# [INSTRUCTION 1]
Transcribe the newsletter piece on the Rabin memorial event between "AOC Backs Out" and "backed out of it.", inclusive.
# [INSTRUCTION 2]
Pick up the newsletter piece about AOC and the Rabin memorial after its final sentence and keep writing.

Newsletters

AOC Backs Out of Rabin Event

A Blow to The Lobby

Rep. Alexandria Ocasio-Cortez was scheduled to participate in an event honoring the legacy of Israeli Prime Minister Yitzhak Rabin this month. The memorial had been organized by the group Americans for Peace Now (APN), who tweeted that AOC would “reflect on fulfilling the courageous Israeli leader’s mission for peace and justice today in the US and Israel.” News of the event quickly spread on Twitter and the congresswoman received a barrage of backlash over her involvement, from Palestinians and advocates for the Palestinian cause. Soon after, AOC backed out of it.

While Rabin (who was assassinated by an Israeli right-wing extremist in 1995) has been reimagined by liberal Zionists as a symbol of peace, that’s certainly not how most Palestinians view him. He was an operations officer during the 1948 war and signed the order to expel over 50,000 Palestinians from their homes in the “Lydda Death March.” He instructed the Yiftach Brigade to show no mercy during the ethnic cleansing, telling them “the inhabitants of Lydda must be expelled quickly, without regard to age.” During the First Intifada, Rabin allegedly told soldiers to break the bones of any Palestinian who resisted.

Groups like APN champion his connection to the Oslo Accords in 1993, but if you’re reading this newsletter you probably already know that the whole thing was a sham. The late, great Edward Said called the agreement, “an instrument of Palestinian surrender.” In his book The End of the Peace Process, Said wrote, “No negotiations are better than endless concessions that simply prolong the Israeli occupation. Israel is certainly pleased that it can take the credit for having made peace, and at the same time continue the occupation with Palestinian consent.”

# [GIVEN DATA]
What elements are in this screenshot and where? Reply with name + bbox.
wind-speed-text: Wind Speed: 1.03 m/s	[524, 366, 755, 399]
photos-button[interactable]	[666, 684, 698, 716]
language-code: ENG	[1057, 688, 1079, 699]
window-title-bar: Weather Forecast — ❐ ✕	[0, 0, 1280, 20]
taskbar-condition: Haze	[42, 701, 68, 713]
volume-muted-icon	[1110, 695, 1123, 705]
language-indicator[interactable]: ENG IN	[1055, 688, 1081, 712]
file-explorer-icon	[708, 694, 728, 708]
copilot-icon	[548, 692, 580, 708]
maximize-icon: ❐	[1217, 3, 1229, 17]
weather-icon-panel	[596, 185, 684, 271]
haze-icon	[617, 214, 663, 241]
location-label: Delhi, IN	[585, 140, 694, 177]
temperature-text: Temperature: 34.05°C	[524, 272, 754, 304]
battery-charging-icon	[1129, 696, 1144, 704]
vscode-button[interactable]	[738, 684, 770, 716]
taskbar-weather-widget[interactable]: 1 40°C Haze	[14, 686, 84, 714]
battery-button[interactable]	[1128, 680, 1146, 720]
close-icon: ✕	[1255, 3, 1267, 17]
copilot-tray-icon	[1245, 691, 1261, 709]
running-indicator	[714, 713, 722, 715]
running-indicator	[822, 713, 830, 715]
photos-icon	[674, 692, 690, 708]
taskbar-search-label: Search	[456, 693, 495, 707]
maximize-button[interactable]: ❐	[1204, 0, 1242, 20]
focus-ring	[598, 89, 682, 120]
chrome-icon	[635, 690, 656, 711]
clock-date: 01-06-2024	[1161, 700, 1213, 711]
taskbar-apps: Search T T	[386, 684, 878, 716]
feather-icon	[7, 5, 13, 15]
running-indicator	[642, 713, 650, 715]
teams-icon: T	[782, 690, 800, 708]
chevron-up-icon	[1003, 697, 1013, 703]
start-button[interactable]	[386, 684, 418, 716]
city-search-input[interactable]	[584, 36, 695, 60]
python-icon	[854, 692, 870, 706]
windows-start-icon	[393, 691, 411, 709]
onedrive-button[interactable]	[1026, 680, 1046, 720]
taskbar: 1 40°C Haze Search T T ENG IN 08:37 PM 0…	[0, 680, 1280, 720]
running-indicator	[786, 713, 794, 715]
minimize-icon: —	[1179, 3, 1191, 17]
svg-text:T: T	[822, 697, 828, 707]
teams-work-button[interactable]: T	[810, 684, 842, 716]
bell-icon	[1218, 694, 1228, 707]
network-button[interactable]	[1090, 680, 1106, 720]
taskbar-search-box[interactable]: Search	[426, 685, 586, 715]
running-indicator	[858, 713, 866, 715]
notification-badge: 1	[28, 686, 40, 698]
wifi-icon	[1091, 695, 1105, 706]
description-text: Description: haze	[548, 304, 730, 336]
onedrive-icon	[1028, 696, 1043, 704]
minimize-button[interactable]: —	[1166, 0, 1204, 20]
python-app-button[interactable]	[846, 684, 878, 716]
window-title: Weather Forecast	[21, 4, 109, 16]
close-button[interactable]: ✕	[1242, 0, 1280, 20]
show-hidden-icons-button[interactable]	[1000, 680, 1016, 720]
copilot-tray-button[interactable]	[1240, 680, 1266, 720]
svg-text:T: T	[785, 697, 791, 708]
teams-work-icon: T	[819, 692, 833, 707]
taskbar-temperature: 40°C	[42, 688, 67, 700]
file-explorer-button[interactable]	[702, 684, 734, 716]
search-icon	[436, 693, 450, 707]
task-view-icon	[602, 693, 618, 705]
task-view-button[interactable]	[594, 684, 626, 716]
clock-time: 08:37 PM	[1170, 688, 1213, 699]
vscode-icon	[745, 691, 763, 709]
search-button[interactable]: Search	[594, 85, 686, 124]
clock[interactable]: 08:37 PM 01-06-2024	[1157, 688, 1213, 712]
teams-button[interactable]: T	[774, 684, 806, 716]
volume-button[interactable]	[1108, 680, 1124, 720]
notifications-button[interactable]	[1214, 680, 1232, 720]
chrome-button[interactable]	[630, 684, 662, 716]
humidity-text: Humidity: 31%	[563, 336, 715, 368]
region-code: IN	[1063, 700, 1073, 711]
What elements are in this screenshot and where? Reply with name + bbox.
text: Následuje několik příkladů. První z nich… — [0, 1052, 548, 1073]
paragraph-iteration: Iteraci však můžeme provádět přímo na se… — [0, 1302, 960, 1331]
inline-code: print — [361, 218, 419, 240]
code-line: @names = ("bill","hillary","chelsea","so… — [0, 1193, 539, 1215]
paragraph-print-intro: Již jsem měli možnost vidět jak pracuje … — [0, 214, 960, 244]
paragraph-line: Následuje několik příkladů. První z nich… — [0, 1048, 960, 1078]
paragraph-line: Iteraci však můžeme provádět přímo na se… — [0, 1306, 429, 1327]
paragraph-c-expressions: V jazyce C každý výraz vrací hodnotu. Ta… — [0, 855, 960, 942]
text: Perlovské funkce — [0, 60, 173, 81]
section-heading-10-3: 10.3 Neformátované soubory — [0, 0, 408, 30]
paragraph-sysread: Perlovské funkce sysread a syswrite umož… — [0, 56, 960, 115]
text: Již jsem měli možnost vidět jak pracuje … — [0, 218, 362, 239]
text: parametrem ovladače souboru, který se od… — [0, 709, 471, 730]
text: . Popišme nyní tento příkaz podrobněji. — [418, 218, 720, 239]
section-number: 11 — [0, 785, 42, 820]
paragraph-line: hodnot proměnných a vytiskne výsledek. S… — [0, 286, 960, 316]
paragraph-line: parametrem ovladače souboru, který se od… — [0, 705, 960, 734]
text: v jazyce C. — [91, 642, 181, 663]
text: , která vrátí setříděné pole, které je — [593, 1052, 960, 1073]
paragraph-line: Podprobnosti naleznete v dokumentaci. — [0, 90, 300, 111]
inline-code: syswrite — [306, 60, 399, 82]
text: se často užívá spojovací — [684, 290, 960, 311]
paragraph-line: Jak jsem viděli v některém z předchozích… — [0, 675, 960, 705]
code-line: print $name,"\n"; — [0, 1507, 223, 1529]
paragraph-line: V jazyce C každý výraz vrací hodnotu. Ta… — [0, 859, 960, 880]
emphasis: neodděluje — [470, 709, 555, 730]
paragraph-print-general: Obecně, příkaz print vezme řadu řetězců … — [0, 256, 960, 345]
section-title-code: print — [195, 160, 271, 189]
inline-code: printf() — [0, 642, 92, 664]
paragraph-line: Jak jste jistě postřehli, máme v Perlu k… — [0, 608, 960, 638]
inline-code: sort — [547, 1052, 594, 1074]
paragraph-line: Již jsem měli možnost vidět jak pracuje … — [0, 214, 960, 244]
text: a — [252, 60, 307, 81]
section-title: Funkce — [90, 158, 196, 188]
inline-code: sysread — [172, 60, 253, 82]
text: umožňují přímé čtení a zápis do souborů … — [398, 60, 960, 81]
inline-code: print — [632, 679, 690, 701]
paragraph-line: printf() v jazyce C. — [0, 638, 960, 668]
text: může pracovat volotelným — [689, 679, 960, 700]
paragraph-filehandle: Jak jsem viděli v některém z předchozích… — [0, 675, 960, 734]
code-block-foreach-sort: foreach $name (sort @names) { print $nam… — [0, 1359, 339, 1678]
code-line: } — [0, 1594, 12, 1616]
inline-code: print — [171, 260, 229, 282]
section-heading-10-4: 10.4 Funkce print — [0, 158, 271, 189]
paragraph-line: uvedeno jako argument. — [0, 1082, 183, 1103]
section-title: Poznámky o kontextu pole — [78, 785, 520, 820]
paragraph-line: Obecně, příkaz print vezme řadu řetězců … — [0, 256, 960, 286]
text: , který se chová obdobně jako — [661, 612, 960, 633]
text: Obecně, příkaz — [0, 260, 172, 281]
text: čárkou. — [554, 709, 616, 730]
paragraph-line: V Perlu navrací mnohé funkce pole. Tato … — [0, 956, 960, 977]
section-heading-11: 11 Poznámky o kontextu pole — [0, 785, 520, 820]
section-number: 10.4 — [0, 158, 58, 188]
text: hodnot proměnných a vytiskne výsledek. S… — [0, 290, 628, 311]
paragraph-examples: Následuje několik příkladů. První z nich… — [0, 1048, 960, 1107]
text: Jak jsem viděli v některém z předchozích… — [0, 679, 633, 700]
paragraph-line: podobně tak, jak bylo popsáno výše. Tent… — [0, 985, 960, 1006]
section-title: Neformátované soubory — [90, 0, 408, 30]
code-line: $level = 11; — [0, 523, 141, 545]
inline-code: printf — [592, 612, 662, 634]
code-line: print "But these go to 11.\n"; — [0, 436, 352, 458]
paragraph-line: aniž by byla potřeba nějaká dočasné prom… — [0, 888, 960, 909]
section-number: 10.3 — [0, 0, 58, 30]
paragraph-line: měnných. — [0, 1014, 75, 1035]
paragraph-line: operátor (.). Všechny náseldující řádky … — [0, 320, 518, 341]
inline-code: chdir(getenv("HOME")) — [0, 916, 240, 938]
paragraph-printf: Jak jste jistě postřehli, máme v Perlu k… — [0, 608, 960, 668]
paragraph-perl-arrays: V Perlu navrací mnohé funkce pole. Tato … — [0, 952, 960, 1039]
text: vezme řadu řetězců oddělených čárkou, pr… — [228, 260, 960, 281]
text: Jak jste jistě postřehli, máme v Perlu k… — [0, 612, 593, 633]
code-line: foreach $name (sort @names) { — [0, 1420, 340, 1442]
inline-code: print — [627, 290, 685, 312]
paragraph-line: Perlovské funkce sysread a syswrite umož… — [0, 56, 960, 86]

# [EXERCISE RESPONSE 1]
AOC Backs Out of Rabin Event

A Blow to The Lobby

Rep. Alexandria Ocasio-Cortez was scheduled to participate in an event honoring the legacy of Israeli Prime Minister Yitzhak Rabin this month. The memorial had been organized by the group Americans for Peace Now (APN), who tweeted that AOC would “reflect on fulfilling the courageous Israeli leader’s mission for peace and justice today in the US and Israel.” News of the event quickly spread on Twitter and the congresswoman received a barrage of backlash over her involvement, from Palestinians and advocates for the Palestinian cause. Soon after, AOC backed out of it.

# [EXERCISE RESPONSE 2]
Twenty-seven years later, all of Said’s warnings have turned out to be true. Here’s what Jon Schwarz and Alice Speri wrote at The Intercept on the 25th anniversary of the agreement:

Who was right? Who was wrong? The answer is obvious from the silence this week of Oslo’s proponents — on the 25th anniversary of the accord. There are no op-eds from former State Department officials congratulating themselves on their hard work and diligence. Bill Clinton has not taken to Twitter to reminisce about that hallowed day.

They all realize, of course, that it would be ridiculous if they did. Today there is no Palestinian state, no peace — and no sign there ever will be either. Since Oslo, about 10,000 Palestinians have been killed by Israel, several thousand of them women and children, and more than 1,500 Israelis have been killed by Palestinians. The West Bank and Gaza have been politically severed from each other, even as the number of Israeli settlers has grown from about 250,000 in 1993 to 600,000 today. And the Israeli government and populace have grown more and more extreme, to the point that Prime Minister Benjamin Netanyahu, who once was seen as occupying the far-right of the political spectrum, now is part of the sensible center.

It’s unclear why AOC (or the people around her) believed it was a good idea to participate in the event, or how they possibly didn’t see the reaction coming. However, the fact she backed out is extremely important. It’s a huge victory for the Palestine Solidarity Movement and a big blow, not just for the Israel Lobby, but for liberal Zionists.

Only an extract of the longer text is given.